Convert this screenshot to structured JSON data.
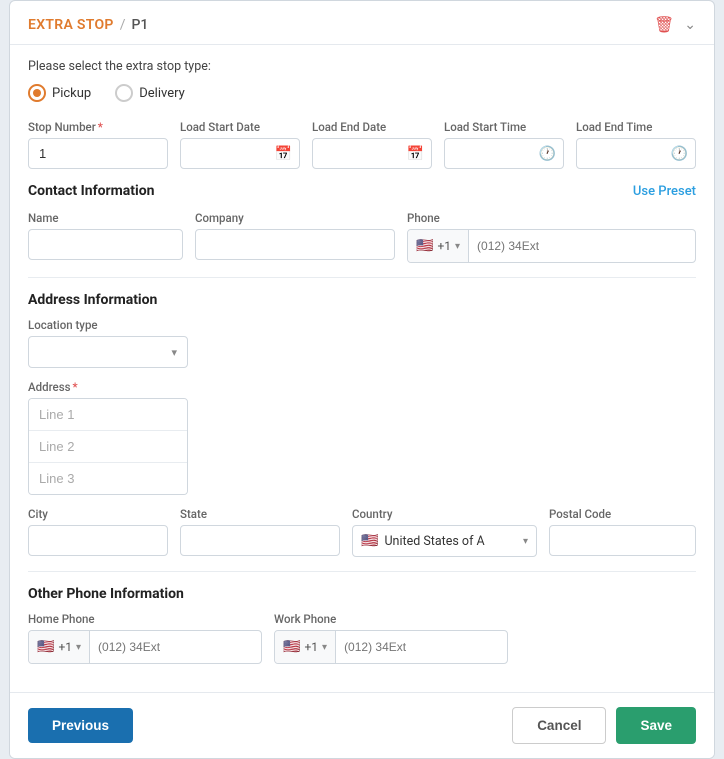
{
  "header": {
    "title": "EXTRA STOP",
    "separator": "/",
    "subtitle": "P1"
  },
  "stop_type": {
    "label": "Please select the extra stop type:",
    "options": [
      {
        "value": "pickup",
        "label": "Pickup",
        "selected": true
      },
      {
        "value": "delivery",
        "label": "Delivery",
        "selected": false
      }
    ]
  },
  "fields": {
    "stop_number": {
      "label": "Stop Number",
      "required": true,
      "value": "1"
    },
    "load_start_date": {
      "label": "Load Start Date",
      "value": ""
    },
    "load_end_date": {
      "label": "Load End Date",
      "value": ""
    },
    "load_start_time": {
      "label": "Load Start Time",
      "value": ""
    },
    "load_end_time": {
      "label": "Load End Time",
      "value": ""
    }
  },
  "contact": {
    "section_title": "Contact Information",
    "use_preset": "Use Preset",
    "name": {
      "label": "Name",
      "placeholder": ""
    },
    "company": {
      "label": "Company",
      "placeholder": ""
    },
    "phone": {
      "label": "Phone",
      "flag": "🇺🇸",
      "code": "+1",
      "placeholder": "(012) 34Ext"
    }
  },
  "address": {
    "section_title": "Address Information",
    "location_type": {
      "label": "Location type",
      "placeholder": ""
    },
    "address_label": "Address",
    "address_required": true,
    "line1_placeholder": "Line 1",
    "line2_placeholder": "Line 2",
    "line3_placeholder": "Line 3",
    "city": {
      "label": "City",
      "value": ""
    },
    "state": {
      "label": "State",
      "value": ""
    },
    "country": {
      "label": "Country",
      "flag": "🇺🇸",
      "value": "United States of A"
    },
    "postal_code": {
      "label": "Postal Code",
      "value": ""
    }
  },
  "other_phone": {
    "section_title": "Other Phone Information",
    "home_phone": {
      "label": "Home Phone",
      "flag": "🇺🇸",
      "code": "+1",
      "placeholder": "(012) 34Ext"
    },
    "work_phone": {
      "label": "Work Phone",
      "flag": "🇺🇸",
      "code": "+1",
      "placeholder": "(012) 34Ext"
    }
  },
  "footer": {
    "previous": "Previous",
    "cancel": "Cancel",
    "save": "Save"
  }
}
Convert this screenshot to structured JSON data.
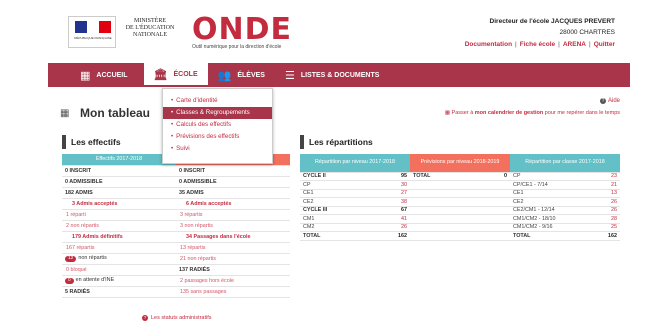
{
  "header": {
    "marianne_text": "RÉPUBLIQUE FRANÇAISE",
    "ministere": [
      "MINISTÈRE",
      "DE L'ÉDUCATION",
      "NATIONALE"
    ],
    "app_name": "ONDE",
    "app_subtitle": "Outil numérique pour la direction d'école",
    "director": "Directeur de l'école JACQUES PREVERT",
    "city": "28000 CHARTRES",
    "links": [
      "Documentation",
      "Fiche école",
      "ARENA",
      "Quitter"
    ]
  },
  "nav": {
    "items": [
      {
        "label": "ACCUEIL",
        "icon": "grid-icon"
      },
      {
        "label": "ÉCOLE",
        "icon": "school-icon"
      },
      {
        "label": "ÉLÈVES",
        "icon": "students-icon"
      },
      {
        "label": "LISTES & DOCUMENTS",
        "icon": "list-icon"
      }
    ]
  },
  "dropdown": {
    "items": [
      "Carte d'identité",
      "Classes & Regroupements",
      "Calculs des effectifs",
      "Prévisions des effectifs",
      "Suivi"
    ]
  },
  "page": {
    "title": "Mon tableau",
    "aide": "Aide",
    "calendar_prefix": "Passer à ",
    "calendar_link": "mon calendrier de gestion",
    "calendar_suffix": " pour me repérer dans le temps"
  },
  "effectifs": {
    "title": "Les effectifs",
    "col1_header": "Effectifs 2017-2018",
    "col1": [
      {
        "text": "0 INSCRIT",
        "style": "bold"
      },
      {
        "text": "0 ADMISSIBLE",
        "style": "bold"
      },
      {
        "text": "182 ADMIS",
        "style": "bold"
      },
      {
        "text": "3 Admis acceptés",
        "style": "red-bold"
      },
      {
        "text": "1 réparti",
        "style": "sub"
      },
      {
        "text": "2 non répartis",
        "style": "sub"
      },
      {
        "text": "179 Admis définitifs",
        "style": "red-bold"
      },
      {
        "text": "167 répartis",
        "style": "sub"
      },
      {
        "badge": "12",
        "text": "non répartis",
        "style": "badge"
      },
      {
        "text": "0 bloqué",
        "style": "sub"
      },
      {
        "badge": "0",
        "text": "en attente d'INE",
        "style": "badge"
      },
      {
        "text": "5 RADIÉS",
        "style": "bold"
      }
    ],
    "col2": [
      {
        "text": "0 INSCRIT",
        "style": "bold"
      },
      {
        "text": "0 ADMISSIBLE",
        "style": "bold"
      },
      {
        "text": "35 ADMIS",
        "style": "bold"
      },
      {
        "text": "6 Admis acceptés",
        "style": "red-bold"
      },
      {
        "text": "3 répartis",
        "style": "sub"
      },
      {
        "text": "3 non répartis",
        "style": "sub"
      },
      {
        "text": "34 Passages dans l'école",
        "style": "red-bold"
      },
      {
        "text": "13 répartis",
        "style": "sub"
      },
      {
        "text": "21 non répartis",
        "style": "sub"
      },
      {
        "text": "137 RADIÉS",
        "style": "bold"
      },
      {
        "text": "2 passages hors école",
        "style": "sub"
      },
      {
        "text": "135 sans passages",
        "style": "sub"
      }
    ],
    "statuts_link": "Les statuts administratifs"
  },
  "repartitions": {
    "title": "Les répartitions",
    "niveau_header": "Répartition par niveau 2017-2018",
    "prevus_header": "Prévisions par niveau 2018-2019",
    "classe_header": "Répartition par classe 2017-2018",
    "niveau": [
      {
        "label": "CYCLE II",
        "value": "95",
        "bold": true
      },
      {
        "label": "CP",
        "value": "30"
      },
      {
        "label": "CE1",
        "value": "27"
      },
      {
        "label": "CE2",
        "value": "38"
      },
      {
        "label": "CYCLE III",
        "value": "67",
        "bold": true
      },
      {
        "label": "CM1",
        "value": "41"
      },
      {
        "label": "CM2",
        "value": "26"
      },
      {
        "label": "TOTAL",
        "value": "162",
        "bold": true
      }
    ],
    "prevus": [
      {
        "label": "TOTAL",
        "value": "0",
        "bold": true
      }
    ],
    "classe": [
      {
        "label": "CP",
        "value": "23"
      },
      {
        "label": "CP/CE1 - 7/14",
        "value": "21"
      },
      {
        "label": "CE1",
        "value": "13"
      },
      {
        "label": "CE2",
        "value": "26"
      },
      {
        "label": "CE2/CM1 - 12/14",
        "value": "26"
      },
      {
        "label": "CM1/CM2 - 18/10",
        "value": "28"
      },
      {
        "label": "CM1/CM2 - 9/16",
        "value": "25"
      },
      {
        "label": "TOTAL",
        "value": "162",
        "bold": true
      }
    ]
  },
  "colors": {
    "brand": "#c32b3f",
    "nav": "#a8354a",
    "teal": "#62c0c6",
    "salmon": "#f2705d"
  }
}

PROBLEM STATEMENT: What is the number of lines in the data above that include the word "badge"? Answer with that number only.

RESULT OF THE TASK: 4